■ Directions for this task ■
Repeat the listing in full. Nothing may be added or left out.

[Items from a data source]

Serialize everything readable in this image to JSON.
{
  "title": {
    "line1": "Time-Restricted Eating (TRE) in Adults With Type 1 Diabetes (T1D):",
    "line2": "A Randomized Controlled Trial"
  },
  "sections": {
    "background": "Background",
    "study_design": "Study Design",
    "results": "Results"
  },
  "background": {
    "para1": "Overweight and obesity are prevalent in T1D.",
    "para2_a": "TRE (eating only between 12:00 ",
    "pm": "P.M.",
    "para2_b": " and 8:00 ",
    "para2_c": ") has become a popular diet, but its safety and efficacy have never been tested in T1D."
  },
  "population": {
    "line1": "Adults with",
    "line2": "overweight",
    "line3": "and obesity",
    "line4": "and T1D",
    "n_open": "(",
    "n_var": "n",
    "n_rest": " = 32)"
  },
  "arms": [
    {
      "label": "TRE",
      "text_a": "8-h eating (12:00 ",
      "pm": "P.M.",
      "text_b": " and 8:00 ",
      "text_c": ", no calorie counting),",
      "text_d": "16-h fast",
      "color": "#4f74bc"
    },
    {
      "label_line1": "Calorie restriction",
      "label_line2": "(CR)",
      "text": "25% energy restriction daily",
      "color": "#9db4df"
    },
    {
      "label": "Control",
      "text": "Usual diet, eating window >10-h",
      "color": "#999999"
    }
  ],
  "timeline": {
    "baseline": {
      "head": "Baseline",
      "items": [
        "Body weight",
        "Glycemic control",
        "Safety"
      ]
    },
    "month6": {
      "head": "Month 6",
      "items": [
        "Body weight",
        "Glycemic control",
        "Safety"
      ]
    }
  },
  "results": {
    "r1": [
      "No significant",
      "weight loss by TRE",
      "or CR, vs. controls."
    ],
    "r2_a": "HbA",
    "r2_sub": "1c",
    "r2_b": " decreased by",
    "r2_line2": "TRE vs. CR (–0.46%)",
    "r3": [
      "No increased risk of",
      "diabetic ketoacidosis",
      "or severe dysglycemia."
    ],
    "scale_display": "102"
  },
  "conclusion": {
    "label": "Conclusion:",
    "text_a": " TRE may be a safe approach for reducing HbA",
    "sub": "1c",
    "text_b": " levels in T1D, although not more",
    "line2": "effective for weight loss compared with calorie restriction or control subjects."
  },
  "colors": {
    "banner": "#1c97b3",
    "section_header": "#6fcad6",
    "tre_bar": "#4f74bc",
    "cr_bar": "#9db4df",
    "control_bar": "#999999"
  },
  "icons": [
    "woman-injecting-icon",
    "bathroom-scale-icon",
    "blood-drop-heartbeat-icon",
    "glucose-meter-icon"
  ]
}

■ Output of the task ■
Serialize everything readable in this image to JSON.
{
  "title": {
    "line1": "Time-Restricted Eating (TRE) in Adults With Type 1 Diabetes (T1D):",
    "line2": "A Randomized Controlled Trial"
  },
  "sections": {
    "background": "Background",
    "study_design": "Study Design",
    "results": "Results"
  },
  "background": {
    "para1": "Overweight and obesity are prevalent in T1D.",
    "para2_a": "TRE (eating only between 12:00 ",
    "pm": "P.M.",
    "para2_b": " and 8:00 ",
    "para2_c": ") has become a popular diet, but its safety and efficacy have never been tested in T1D."
  },
  "population": {
    "line1": "Adults with",
    "line2": "overweight",
    "line3": "and obesity",
    "line4": "and T1D",
    "n_open": "(",
    "n_var": "n",
    "n_rest": " = 32)"
  },
  "arms": [
    {
      "label": "TRE",
      "text_a": "8-h eating (12:00 ",
      "pm": "P.M.",
      "text_b": " and 8:00 ",
      "text_c": ", no calorie counting),",
      "text_d": "16-h fast",
      "color": "#4f74bc"
    },
    {
      "label_line1": "Calorie restriction",
      "label_line2": "(CR)",
      "text": "25% energy restriction daily",
      "color": "#9db4df"
    },
    {
      "label": "Control",
      "text": "Usual diet, eating window >10-h",
      "color": "#999999"
    }
  ],
  "timeline": {
    "baseline": {
      "head": "Baseline",
      "items": [
        "Body weight",
        "Glycemic control",
        "Safety"
      ]
    },
    "month6": {
      "head": "Month 6",
      "items": [
        "Body weight",
        "Glycemic control",
        "Safety"
      ]
    }
  },
  "results": {
    "r1": [
      "No significant",
      "weight loss by TRE",
      "or CR, vs. controls."
    ],
    "r2_a": "HbA",
    "r2_sub": "1c",
    "r2_b": " decreased by",
    "r2_line2": "TRE vs. CR (–0.46%)",
    "r3": [
      "No increased risk of",
      "diabetic ketoacidosis",
      "or severe dysglycemia."
    ],
    "scale_display": "102"
  },
  "conclusion": {
    "label": "Conclusion:",
    "text_a": " TRE may be a safe approach for reducing HbA",
    "sub": "1c",
    "text_b": " levels in T1D, although not more",
    "line2": "effective for weight loss compared with calorie restriction or control subjects."
  },
  "colors": {
    "banner": "#1c97b3",
    "section_header": "#6fcad6",
    "tre_bar": "#4f74bc",
    "cr_bar": "#9db4df",
    "control_bar": "#999999"
  },
  "icons": [
    "woman-injecting-icon",
    "bathroom-scale-icon",
    "blood-drop-heartbeat-icon",
    "glucose-meter-icon"
  ]
}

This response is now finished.